■ Extract ■
Disley is a village and civil parish in Cheshire, England. It is located on the edge of the Peak District in the Goyt valley,  south of Stockport and close to the county boundary with Derbyshire at New Mills. The population at the 2011 Census was 4,294. To the north, the River Goyt and the Peak Forest Canal, which opened in 1800, pass along the edge of the village. Today, it is a dormitory village retaining a semi-rural character.

The parish includes part of the neighbouring village of Newtown, the bulk of which is in Derbyshire.

History
Its Anglo-Saxon name was Dystiglegh, meaning "wood or clearing by a mound" or possibly "windy settlement". In the 13th century, in the time of Edward I, there are references to confirmatory grants of land made to Jordan de Dystelegh of Disley Hall and Roger de Stanley-de-Dystelegh of Stanley Hall in the district, pointing to even older local settlements. It later had the name Dystelegh.

Disley was the home of several farmsteads, including one at Stanley, where the golf club is now located. The barn, erected sometime around the 15th or 16th century, still stands.

Sir Piers Legh of Lyme founded St Mary the Virgin Church, completed in 1524 and consecrated as parish church in 1558. The earliest parish register is from 1591.

In 1724, the road from Manchester to Buxton became a turnpike road and in the early 1800s the road was rerouted from its original route along Jackson's Edge road to the current line of the A6.

At the time of the first census, Disley had a population of 995 residents. By 1881 this had increased to 3312, and as of 2019 the population is now in the region of 4600.

The fountain in Fountain Square was donated by the Orfords in 1837 to provide the village with clean water, the stone coming from the Jacksons Edge Road Quarry. It was used until the 1920s.

The village had at least one cotton mill by the mid-19th century. As the cotton industry declined, more varied employment became the norm. As of 2005, there is a paper mill and some light engineering works, but most people travel out to work.

Governance

The parish of Disley was included in the 19th century as one of three parishes in Hayfield rural sanitary district, alongside Hayfield and Mellor in Derbyshire.  In 1894, under the Local Government Act 1894, rural sanitary districts became rural districts, but were required to be entirely within one county or another – this led to Disley, the only Cheshire parish of the sanitary district, to form the Disley Rural District on its own – one of only a few single-parish rural districts to exist.  This remained in existence until 1974, when it was merged into the new Borough of Macclesfield, whilst retaining a parish council.

In April 2008 a referendum was announced for Disley residents because the Borough of Macclesfield was to become part of the new Cheshire East unitary authority as a result of major local government changes in Cheshire in April 2009. Some residents believed that the village would be better served if it were part of the neighbouring boroughs of Stockport in Greater Manchester or High Peak in Derbyshire. On 8 May 2008 this referendum was held, with an overwhelming result in favour of staying within Cheshire; less than a third of electors wished to become part of the Metropolitan Borough of Stockport and an even lower proportion of the population wished the village to become part of High Peak Borough. Macclesfield Borough Council was succeeded on 1 April 2009 by the new unitary authority of Cheshire East.

■ Entries ■
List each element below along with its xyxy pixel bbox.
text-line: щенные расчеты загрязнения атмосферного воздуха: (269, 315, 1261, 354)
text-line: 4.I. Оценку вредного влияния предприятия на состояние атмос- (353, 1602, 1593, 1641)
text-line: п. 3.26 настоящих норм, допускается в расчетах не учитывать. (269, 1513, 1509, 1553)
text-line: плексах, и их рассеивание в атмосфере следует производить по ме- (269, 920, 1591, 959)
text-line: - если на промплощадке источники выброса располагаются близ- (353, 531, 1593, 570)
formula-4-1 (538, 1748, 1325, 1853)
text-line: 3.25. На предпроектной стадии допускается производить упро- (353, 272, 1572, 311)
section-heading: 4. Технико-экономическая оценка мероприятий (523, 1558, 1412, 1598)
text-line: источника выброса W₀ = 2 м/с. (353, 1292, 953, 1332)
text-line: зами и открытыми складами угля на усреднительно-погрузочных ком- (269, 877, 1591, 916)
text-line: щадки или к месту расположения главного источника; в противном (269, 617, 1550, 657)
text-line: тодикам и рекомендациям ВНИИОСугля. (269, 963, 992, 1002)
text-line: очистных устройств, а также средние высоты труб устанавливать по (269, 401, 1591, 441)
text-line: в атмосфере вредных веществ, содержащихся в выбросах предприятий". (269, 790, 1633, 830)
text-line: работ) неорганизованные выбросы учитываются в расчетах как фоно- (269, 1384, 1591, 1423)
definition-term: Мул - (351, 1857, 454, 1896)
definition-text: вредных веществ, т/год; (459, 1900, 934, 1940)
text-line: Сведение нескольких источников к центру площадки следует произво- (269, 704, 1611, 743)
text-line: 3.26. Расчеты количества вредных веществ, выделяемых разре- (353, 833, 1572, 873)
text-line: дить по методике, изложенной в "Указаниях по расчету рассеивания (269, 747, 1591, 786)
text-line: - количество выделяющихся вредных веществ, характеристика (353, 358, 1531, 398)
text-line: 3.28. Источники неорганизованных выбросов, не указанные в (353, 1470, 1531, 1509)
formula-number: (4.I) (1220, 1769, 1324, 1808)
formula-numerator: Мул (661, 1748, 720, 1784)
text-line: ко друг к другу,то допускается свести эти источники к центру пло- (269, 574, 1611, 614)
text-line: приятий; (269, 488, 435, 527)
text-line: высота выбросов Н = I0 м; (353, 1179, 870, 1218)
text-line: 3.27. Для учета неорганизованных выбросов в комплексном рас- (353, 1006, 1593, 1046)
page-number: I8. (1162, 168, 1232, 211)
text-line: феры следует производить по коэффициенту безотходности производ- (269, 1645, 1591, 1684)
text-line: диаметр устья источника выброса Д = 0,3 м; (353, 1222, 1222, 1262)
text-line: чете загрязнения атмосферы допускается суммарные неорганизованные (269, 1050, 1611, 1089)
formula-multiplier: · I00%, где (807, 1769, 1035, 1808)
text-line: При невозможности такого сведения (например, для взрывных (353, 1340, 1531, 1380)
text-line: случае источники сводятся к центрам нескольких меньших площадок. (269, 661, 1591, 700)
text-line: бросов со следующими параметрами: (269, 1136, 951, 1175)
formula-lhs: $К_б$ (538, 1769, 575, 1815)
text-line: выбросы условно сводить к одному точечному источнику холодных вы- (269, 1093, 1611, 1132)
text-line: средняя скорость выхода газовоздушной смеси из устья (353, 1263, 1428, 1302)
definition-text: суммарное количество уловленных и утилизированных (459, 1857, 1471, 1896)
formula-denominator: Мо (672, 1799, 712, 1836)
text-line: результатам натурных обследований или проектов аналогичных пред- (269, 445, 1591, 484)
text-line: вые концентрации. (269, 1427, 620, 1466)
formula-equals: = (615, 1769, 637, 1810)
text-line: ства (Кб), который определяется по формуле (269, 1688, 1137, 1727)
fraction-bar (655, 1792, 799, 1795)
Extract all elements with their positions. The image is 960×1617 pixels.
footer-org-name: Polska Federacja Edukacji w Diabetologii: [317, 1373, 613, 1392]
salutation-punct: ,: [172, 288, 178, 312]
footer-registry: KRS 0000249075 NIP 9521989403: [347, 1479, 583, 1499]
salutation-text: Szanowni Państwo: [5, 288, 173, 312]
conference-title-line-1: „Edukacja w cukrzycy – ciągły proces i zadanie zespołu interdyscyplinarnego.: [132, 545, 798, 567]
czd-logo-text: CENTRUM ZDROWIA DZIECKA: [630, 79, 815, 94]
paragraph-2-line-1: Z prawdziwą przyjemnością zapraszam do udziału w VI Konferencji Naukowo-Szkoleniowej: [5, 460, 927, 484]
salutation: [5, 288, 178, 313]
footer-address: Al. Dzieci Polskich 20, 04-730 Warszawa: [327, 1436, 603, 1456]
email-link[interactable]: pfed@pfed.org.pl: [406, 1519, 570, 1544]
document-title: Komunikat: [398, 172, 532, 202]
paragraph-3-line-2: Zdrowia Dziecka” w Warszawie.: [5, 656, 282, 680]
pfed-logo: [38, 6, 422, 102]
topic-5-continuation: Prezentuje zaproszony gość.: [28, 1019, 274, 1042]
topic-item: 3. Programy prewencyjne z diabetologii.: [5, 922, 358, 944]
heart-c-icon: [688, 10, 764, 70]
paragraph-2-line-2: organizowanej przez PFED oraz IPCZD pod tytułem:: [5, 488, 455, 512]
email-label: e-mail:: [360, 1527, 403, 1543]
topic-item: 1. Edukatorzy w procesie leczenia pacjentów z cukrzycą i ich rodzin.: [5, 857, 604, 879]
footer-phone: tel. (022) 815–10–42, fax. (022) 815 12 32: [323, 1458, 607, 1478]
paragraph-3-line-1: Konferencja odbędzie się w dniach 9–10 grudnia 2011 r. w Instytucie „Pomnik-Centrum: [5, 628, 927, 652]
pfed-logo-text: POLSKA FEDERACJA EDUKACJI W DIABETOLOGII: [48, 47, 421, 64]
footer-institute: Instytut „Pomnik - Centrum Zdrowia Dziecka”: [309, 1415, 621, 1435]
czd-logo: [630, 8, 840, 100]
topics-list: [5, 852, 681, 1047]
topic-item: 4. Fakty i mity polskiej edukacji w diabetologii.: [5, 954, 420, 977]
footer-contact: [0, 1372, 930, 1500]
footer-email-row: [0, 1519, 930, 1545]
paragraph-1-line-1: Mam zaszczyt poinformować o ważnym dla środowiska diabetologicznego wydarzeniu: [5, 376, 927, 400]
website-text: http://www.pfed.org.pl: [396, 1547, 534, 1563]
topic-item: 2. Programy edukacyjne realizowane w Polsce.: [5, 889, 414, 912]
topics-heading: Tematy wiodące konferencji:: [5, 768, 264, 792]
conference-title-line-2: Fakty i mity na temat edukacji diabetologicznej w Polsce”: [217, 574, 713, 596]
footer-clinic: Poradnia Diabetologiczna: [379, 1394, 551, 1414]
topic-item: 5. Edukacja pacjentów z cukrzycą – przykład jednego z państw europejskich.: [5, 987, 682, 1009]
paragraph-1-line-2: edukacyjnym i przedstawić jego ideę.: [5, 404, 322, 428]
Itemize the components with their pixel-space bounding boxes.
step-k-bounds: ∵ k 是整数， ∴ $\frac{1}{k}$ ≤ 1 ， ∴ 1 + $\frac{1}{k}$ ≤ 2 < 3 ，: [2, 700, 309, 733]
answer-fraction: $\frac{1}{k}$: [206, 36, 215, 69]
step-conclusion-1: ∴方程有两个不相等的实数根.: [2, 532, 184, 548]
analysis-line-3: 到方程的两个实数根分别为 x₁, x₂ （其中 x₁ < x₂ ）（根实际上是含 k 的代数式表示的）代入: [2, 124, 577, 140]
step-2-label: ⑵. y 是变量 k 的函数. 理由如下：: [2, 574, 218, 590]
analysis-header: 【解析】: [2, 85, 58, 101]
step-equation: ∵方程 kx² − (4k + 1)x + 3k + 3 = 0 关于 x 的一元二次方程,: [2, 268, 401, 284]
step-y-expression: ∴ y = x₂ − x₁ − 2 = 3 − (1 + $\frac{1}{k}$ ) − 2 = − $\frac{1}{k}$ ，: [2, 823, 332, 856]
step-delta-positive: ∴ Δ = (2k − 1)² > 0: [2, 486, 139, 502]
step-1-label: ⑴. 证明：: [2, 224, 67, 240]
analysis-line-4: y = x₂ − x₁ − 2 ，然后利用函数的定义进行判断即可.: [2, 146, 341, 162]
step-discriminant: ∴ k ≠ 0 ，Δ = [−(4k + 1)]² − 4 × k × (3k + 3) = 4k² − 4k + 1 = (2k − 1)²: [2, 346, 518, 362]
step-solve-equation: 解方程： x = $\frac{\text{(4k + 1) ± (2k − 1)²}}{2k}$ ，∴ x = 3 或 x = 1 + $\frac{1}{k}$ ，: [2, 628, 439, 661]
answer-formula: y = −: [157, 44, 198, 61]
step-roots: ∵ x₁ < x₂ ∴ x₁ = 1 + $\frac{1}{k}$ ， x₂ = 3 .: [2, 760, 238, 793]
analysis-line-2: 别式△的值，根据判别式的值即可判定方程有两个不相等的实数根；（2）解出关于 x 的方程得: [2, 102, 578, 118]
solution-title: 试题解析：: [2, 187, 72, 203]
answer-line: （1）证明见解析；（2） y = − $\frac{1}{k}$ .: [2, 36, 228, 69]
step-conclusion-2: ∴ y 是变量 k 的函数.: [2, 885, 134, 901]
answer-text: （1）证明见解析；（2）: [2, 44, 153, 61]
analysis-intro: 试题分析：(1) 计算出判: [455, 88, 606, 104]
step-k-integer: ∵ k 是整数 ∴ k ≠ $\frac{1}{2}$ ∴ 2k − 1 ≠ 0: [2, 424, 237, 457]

■ Exercise instructions ■
Answer these questions using the text about Disley above, each on its own line:
(a) In what year was St Mary the Virgin Church completed?
(b) Who donated the fountain in Fountain Square, and in what year?
(c) On what date was the referendum on staying within Cheshire held?

■ Expected answer ■
(a) 1524
(b) The Orfords, in 1837
(c) 8 May 2008